TASK GOAL |
Hunt for the word "seater" across the entries below, copying each line that holds it.

RECORD EXCERPTS |
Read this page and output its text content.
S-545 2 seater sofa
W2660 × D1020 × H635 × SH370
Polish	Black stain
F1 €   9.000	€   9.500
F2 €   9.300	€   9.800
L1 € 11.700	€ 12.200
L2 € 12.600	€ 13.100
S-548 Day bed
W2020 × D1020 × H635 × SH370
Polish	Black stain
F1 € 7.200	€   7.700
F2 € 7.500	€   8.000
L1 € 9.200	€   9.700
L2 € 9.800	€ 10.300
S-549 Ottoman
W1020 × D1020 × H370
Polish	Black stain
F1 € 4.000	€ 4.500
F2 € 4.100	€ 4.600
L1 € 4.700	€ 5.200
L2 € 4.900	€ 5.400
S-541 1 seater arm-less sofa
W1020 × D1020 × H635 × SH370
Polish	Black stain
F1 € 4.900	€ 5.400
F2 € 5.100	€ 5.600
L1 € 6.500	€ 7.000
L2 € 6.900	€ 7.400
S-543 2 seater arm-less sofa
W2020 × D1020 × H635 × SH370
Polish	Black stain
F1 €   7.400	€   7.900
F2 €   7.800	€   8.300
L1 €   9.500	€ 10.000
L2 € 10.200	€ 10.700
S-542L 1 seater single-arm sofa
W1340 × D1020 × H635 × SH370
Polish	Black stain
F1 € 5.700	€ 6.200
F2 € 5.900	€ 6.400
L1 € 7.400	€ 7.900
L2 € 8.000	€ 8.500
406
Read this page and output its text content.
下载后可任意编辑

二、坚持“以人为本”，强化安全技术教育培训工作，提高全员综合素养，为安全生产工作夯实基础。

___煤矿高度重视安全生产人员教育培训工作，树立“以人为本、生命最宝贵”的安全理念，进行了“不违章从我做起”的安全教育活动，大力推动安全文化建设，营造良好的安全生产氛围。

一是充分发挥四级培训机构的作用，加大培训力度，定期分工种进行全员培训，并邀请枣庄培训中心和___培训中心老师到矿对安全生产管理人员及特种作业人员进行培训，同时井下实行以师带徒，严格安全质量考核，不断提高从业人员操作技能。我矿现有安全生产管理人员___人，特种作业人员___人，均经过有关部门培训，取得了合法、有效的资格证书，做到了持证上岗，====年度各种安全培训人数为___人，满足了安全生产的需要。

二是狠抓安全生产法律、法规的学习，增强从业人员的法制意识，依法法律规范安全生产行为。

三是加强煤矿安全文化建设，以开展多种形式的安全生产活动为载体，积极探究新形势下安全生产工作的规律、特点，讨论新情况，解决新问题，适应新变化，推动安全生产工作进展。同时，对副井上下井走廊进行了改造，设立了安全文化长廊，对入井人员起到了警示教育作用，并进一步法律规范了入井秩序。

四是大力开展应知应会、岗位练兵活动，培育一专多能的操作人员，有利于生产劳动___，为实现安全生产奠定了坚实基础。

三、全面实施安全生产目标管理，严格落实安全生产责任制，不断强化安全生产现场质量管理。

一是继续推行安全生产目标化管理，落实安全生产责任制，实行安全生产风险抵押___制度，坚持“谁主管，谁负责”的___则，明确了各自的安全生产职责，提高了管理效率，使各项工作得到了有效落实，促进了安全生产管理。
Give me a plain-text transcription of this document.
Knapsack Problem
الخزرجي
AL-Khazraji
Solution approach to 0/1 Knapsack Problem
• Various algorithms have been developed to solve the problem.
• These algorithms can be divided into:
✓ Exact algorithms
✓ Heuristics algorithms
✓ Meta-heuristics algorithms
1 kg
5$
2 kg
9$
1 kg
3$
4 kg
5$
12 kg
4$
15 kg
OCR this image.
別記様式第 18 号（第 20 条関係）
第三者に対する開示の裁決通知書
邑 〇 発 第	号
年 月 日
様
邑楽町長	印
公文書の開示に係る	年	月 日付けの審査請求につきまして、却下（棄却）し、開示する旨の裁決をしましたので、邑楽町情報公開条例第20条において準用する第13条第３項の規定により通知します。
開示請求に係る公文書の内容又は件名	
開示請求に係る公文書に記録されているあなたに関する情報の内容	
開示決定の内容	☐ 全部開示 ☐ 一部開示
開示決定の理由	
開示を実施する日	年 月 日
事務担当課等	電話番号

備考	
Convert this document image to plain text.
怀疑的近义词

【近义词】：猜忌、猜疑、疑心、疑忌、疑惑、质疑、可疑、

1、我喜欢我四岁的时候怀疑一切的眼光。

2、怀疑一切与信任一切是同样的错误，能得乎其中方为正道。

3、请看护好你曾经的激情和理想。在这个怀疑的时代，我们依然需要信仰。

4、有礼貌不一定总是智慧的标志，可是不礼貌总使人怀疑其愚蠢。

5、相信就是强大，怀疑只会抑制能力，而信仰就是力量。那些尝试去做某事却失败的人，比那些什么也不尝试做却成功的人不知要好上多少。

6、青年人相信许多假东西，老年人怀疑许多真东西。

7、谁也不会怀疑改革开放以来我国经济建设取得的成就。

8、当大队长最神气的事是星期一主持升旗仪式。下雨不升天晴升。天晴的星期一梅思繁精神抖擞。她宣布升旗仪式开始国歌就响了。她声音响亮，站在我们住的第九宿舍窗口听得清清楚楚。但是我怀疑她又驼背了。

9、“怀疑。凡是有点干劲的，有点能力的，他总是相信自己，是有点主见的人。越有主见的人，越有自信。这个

FINISHED TASK |
S-545 2 seater sofa
S-541 1 seater arm-less sofa
S-543 2 seater arm-less sofa
S-542L 1 seater single-arm sofa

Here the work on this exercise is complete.